§ **DATASET EXTRACT**:
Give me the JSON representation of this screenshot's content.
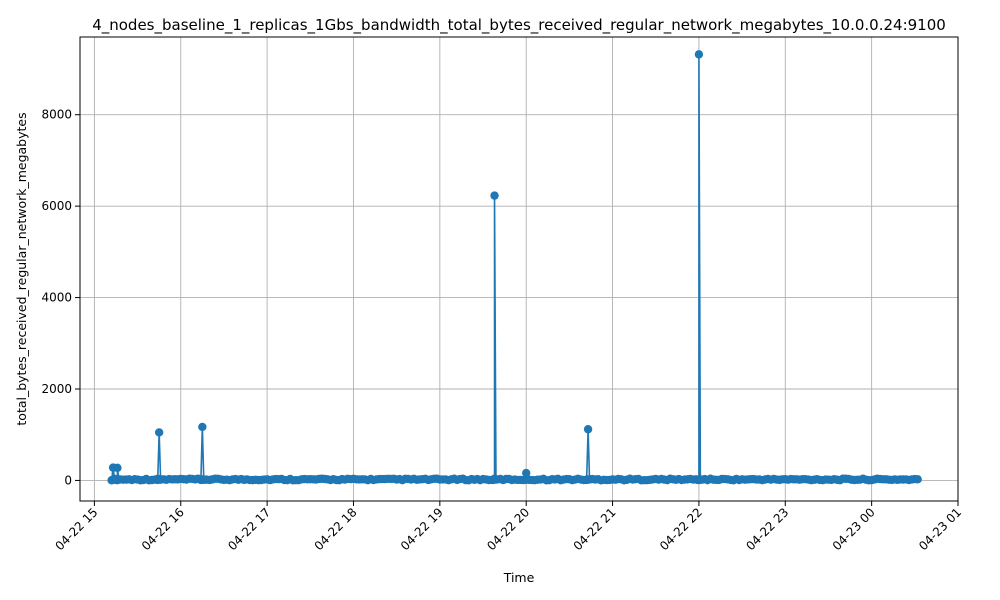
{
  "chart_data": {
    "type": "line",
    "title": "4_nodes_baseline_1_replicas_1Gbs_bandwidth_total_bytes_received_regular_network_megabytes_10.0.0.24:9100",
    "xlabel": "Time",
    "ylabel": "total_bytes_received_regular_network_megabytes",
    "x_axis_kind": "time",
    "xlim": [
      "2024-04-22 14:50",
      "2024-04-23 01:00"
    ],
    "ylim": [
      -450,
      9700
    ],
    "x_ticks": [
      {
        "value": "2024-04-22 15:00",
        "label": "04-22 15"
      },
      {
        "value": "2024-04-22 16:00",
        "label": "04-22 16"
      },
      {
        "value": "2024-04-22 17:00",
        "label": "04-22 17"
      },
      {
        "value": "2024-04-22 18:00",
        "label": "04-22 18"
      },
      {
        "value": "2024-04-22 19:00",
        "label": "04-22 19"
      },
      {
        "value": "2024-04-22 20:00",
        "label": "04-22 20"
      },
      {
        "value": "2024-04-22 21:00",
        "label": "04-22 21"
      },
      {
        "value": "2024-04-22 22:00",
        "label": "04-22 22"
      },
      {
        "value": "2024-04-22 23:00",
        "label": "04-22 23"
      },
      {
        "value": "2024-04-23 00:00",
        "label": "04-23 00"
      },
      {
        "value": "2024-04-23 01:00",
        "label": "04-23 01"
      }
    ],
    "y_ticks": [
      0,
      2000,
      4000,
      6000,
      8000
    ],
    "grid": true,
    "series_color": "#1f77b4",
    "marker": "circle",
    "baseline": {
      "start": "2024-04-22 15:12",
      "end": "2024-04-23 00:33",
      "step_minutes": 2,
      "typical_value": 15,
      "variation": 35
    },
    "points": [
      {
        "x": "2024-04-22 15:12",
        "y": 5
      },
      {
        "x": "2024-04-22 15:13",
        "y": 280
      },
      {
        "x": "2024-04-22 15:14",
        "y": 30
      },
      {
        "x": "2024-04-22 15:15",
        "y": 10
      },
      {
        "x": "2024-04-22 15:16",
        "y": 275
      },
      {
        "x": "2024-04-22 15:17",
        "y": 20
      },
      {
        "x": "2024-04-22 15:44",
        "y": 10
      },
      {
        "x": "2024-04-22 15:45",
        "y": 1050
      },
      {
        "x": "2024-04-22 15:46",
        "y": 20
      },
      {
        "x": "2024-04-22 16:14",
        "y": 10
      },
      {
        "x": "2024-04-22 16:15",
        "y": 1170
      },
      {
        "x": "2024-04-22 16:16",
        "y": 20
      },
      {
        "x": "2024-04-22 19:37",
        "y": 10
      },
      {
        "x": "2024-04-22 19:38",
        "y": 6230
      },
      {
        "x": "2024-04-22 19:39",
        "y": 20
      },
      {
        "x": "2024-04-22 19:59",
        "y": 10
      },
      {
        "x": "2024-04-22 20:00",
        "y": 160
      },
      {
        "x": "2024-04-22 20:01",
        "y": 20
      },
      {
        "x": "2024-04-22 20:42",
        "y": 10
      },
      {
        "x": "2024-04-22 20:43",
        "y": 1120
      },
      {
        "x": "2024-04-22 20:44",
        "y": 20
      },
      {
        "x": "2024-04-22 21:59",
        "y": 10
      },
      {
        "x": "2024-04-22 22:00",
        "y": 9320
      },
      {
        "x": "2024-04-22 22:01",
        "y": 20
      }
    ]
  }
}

...

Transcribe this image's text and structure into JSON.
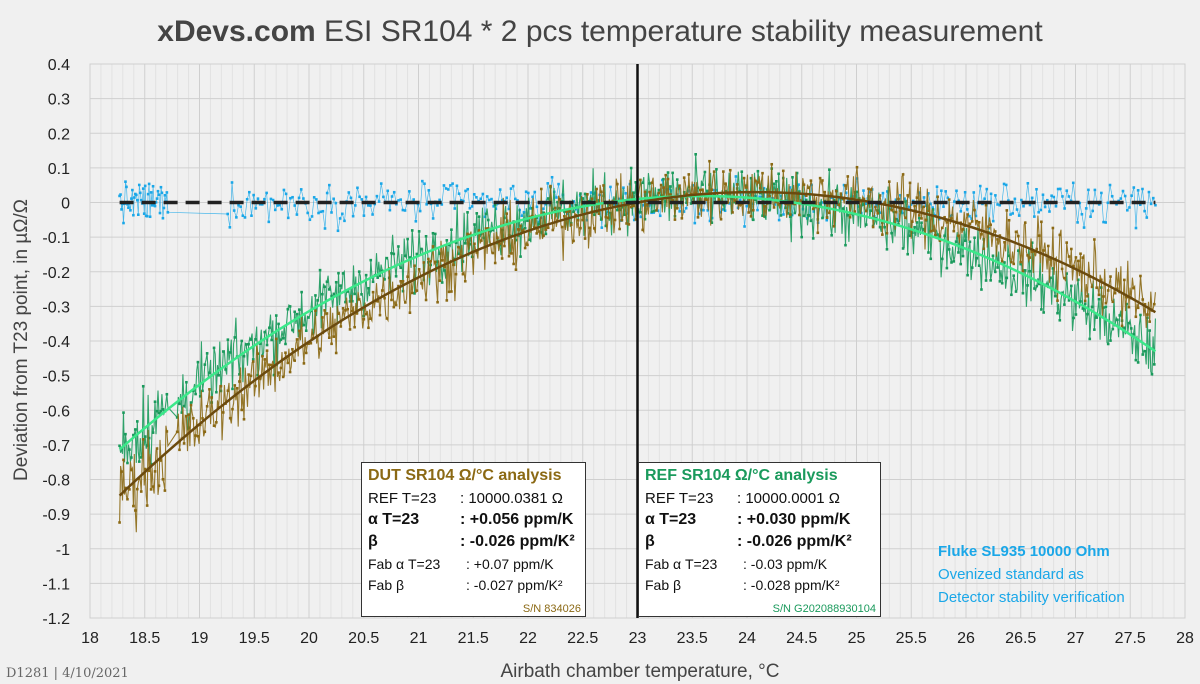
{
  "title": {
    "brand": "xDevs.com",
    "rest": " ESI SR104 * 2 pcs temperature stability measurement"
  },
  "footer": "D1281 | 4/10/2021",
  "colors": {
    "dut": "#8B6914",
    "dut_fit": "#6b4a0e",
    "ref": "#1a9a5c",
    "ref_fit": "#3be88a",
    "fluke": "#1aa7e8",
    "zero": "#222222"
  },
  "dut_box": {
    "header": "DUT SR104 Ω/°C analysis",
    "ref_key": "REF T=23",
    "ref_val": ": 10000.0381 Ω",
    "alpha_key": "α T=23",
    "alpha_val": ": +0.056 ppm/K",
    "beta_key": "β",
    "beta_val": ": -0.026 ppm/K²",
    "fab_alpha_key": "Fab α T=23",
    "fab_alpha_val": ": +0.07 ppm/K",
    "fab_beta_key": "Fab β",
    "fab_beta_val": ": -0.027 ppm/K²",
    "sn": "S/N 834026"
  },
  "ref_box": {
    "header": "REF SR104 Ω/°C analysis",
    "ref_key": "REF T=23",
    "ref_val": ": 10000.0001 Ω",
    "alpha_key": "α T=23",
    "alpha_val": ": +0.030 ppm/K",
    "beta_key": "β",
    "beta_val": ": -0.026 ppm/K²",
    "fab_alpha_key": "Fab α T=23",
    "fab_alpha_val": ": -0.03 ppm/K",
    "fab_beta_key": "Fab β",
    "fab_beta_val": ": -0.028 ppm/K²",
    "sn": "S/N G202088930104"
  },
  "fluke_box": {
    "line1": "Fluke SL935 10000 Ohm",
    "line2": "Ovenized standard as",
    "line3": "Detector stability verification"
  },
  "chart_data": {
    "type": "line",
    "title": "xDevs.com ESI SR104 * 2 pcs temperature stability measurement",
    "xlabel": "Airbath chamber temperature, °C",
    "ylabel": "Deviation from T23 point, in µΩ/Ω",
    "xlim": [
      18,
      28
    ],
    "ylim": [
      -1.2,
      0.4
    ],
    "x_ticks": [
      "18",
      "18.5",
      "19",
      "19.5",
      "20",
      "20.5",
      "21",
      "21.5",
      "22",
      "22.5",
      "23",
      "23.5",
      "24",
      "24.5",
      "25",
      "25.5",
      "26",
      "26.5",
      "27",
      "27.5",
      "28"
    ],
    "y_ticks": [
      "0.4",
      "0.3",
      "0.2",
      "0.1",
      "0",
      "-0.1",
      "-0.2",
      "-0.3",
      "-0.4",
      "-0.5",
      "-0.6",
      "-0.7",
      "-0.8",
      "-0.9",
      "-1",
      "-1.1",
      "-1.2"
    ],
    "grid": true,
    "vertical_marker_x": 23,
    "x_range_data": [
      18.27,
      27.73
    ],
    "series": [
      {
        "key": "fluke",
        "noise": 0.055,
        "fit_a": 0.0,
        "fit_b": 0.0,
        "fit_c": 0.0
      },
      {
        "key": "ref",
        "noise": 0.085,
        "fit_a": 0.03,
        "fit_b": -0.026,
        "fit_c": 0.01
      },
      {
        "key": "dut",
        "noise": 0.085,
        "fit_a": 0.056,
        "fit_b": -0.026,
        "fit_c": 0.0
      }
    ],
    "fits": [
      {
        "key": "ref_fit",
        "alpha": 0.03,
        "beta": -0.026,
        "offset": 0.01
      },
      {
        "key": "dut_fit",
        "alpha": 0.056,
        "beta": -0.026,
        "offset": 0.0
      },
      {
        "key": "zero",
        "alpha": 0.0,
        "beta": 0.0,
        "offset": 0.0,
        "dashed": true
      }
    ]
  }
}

§ **WRITTEN TASK**: Which lines contain "xlabel"? Copy each of them out.

§ **FULL RESPONSE**:
    "xlabel": "Time",
    "xlabel": "Airbath chamber temperature, °C",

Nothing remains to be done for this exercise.